[Dataset excerpts]
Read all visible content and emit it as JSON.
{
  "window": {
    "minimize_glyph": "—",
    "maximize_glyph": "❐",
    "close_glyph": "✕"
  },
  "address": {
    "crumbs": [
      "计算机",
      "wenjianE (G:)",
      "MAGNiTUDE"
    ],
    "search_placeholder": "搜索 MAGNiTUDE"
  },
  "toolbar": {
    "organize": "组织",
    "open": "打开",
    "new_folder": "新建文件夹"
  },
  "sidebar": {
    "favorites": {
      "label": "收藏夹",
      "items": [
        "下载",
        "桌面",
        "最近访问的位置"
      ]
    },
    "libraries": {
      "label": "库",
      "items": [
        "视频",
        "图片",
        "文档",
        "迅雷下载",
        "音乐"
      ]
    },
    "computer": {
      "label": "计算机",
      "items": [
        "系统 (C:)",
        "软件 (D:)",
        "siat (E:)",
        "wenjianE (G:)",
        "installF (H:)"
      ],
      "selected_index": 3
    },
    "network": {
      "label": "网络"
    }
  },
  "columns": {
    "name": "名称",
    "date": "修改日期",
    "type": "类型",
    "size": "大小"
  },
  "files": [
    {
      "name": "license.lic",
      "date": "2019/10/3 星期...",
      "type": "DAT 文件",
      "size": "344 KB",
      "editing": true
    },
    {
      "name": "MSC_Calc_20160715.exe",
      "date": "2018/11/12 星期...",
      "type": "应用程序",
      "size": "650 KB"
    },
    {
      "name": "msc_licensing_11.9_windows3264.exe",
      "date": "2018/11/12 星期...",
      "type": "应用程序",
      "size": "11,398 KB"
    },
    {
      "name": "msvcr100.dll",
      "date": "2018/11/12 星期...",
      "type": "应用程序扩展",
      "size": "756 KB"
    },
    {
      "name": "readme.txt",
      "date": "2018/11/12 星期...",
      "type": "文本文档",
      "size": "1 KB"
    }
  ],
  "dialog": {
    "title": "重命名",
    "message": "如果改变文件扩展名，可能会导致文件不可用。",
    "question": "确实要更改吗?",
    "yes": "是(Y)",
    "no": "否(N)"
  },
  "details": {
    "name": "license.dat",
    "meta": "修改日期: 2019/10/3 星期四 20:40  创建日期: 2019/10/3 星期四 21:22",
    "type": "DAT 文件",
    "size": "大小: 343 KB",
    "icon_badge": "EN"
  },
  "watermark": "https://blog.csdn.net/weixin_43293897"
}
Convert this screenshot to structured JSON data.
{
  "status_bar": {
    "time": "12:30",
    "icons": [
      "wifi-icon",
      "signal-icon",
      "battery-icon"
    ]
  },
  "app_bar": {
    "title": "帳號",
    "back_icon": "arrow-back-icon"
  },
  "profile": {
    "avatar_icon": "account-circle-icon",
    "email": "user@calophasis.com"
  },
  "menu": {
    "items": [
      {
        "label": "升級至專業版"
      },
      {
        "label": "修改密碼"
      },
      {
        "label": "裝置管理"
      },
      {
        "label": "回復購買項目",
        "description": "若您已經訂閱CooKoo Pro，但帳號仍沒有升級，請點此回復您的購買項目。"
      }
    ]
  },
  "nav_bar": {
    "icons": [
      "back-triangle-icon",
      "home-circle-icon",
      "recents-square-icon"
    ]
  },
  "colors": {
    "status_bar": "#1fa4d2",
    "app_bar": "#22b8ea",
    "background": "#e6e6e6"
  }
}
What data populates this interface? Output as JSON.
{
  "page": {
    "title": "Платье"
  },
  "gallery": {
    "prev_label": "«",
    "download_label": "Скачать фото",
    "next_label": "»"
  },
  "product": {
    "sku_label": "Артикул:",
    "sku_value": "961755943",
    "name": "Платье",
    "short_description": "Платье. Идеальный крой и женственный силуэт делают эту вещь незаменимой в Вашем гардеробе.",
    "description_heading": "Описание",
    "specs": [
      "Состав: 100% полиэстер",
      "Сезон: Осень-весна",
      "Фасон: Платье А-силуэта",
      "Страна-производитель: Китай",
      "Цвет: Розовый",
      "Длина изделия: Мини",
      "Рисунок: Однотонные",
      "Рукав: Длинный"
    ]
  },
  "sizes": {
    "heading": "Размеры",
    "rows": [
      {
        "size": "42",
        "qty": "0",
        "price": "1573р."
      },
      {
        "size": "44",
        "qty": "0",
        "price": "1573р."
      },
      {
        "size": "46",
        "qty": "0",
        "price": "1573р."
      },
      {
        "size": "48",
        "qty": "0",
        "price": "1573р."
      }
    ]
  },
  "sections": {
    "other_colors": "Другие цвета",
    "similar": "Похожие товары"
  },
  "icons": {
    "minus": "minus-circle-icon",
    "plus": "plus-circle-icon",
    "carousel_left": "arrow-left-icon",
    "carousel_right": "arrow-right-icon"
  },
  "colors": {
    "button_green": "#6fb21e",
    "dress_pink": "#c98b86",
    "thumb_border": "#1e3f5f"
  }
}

- [TASK STATEMENT] Go through the data above and find the lines with the word "this". Copy each of those lines.

- [WRITTEN REPLY]
Convert this screenshot to structured JSON data.
What data populates this interface? Output as JSON.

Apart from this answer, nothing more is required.